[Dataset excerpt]
******

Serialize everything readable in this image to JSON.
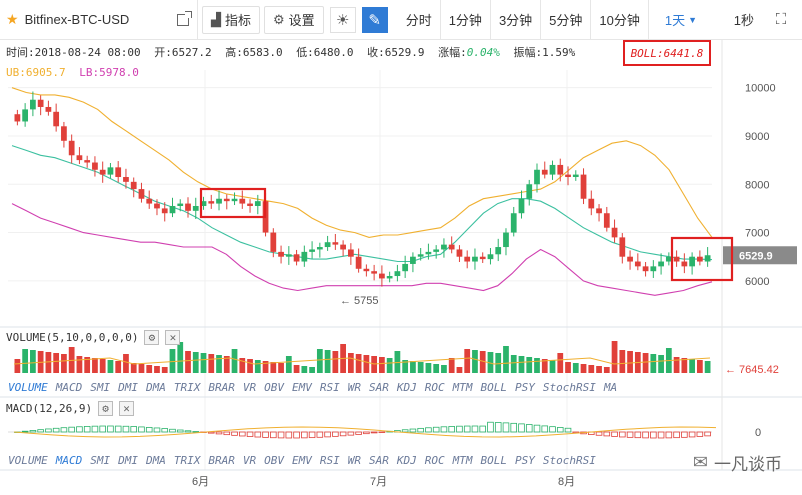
{
  "toolbar": {
    "symbol": "Bitfinex-BTC-USD",
    "indicator_label": "指标",
    "settings_label": "设置",
    "periods": [
      "分时",
      "1分钟",
      "3分钟",
      "5分钟",
      "10分钟"
    ],
    "active_period": "1天",
    "interval_1s": "1秒"
  },
  "info": {
    "time": "时间:2018-08-24 08:00",
    "open": "开:6527.2",
    "high": "高:6583.0",
    "low": "低:6480.0",
    "close": "收:6529.9",
    "change": "0.04%",
    "change_label": "涨幅:",
    "amplitude": "振幅:1.59%",
    "boll": "BOLL:6441.8",
    "ub": "UB:6905.7",
    "lb": "LB:5978.0"
  },
  "colors": {
    "up": "#2bb36b",
    "down": "#e0403a",
    "ub": "#f0b030",
    "lb": "#d040b0",
    "mid": "#3cc0a0",
    "accent": "#2f7bd5"
  },
  "chart_data": {
    "type": "candlestick",
    "y_ticks": [
      "10000",
      "9000",
      "8000",
      "7000",
      "6000"
    ],
    "current_price": "6529.9",
    "min_label": "5755",
    "x_labels": [
      "6月",
      "7月",
      "8月"
    ],
    "volume_label": "VOLUME(5,10,0,0,0,0)",
    "volume_last": "7645.42",
    "macd_label": "MACD(12,26,9)",
    "macd_zero": "0",
    "indicators": [
      "VOLUME",
      "MACD",
      "SMI",
      "DMI",
      "DMA",
      "TRIX",
      "BRAR",
      "VR",
      "OBV",
      "EMV",
      "RSI",
      "WR",
      "SAR",
      "KDJ",
      "ROC",
      "MTM",
      "BOLL",
      "PSY",
      "StochRSI",
      "MA"
    ],
    "close_series": [
      9300,
      9550,
      9750,
      9600,
      9500,
      9200,
      8900,
      8600,
      8500,
      8450,
      8300,
      8200,
      8350,
      8150,
      8050,
      7900,
      7700,
      7600,
      7500,
      7400,
      7550,
      7600,
      7450,
      7550,
      7650,
      7600,
      7700,
      7650,
      7700,
      7600,
      7550,
      7650,
      7000,
      6600,
      6500,
      6550,
      6400,
      6600,
      6650,
      6700,
      6800,
      6750,
      6650,
      6500,
      6250,
      6200,
      6150,
      6050,
      6100,
      6200,
      6350,
      6500,
      6550,
      6600,
      6650,
      6750,
      6650,
      6500,
      6400,
      6500,
      6450,
      6550,
      6700,
      7000,
      7400,
      7700,
      8000,
      8300,
      8200,
      8400,
      8200,
      8150,
      8200,
      7700,
      7500,
      7400,
      7100,
      6900,
      6500,
      6400,
      6300,
      6200,
      6300,
      6400,
      6500,
      6400,
      6300,
      6500,
      6400,
      6530
    ],
    "ub_series": [
      10000,
      9900,
      9850,
      9850,
      9800,
      9700,
      9550,
      9300,
      9100,
      8900,
      8700,
      8500,
      8250,
      8050,
      7900,
      7800,
      7750,
      7700,
      7650,
      7600,
      7500,
      7300,
      7150,
      7050,
      7000,
      6900,
      6950,
      6950,
      7000,
      7050,
      7100,
      7300,
      7550,
      7700,
      7750,
      7800,
      7850,
      7900,
      8050,
      8300,
      8550,
      8700,
      8850,
      8900,
      8800,
      8600,
      8300,
      7800,
      7300,
      6900
    ],
    "lb_series": [
      7600,
      7450,
      7300,
      7200,
      7100,
      7000,
      6950,
      6900,
      6850,
      6800,
      6800,
      6750,
      6700,
      6700,
      6700,
      6550,
      6300,
      6100,
      5950,
      5850,
      5800,
      5850,
      5900,
      5900,
      5900,
      5900,
      5900,
      5900,
      5900,
      5950,
      5950,
      5900,
      5850,
      5800,
      5900,
      6150,
      6450,
      6650,
      6500,
      6250,
      6000,
      5900,
      5850,
      5800,
      5750,
      5700,
      5750,
      5800,
      5900,
      5980
    ],
    "mid_series": [
      8800,
      8700,
      8600,
      8550,
      8450,
      8350,
      8250,
      8100,
      7950,
      7800,
      7650,
      7550,
      7450,
      7300,
      7100,
      6950,
      6800,
      6700,
      6600,
      6550,
      6500,
      6450,
      6450,
      6500,
      6550,
      6500,
      6450,
      6400,
      6400,
      6500,
      6550,
      6800,
      7100,
      7400,
      7600,
      7700,
      7700,
      7650,
      7500,
      7300,
      7100,
      6950,
      6800,
      6700,
      6600,
      6550,
      6500,
      6450,
      6450,
      6440
    ]
  },
  "watermark": "一凡谈币"
}
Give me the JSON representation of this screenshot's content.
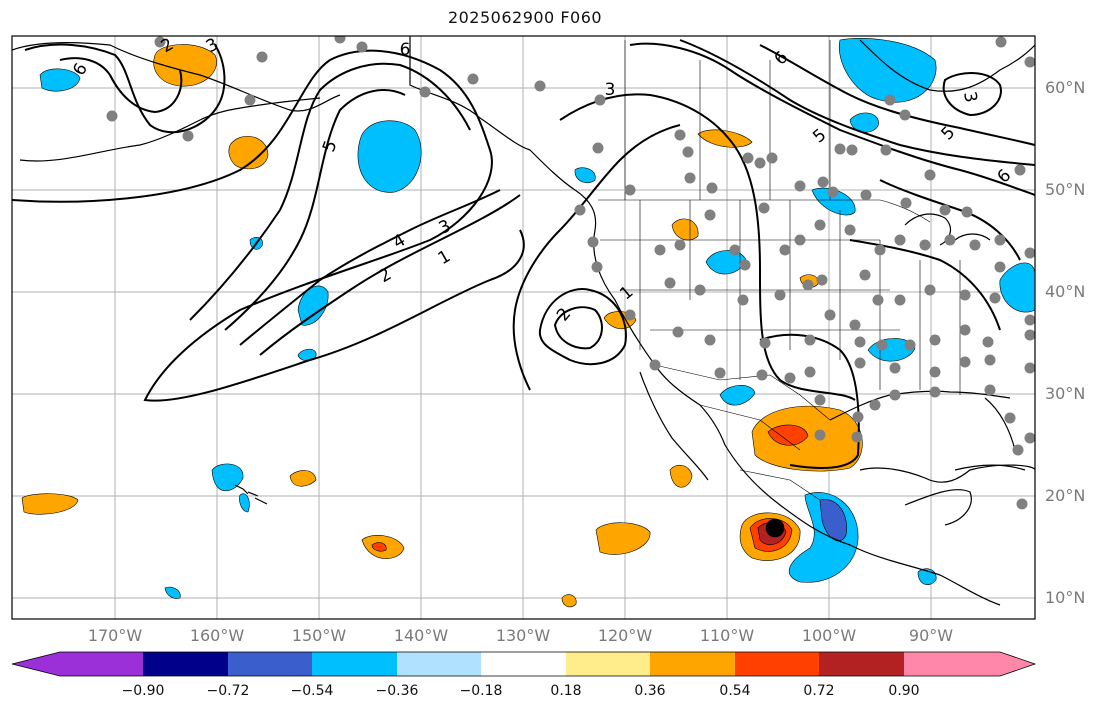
{
  "title": "2025062900 F060",
  "lat_labels": [
    "60°N",
    "50°N",
    "40°N",
    "30°N",
    "20°N",
    "10°N"
  ],
  "lon_labels": [
    "170°W",
    "160°W",
    "150°W",
    "140°W",
    "130°W",
    "120°W",
    "110°W",
    "100°W",
    "90°W"
  ],
  "colorbar": {
    "ticks": [
      "−0.90",
      "−0.72",
      "−0.54",
      "−0.36",
      "−0.18",
      "0.18",
      "0.36",
      "0.54",
      "0.72",
      "0.90"
    ],
    "colors": [
      "#9b30d9",
      "#00008b",
      "#3a5fcd",
      "#00bfff",
      "#b0e2ff",
      "#ffffff",
      "#ffec8b",
      "#ffa500",
      "#ff4000",
      "#b22222",
      "#ff88aa"
    ]
  },
  "contour_labels": [
    "6",
    "6",
    "5",
    "3",
    "4",
    "2",
    "1",
    "3",
    "1",
    "2",
    "6",
    "5",
    "3",
    "5",
    "6",
    "3",
    "2"
  ],
  "colors": {
    "land_outline": "#000000",
    "grid": "#b0b0b0",
    "station": "#808080",
    "label": "#7a7a7a"
  }
}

******

**Objective:**
Scan the records above for the string "this", then report every line that contains it.

**Complete answer:**
Serialize everything readable in this image to JSON.
Give me the JSON representation of this screenshot's content.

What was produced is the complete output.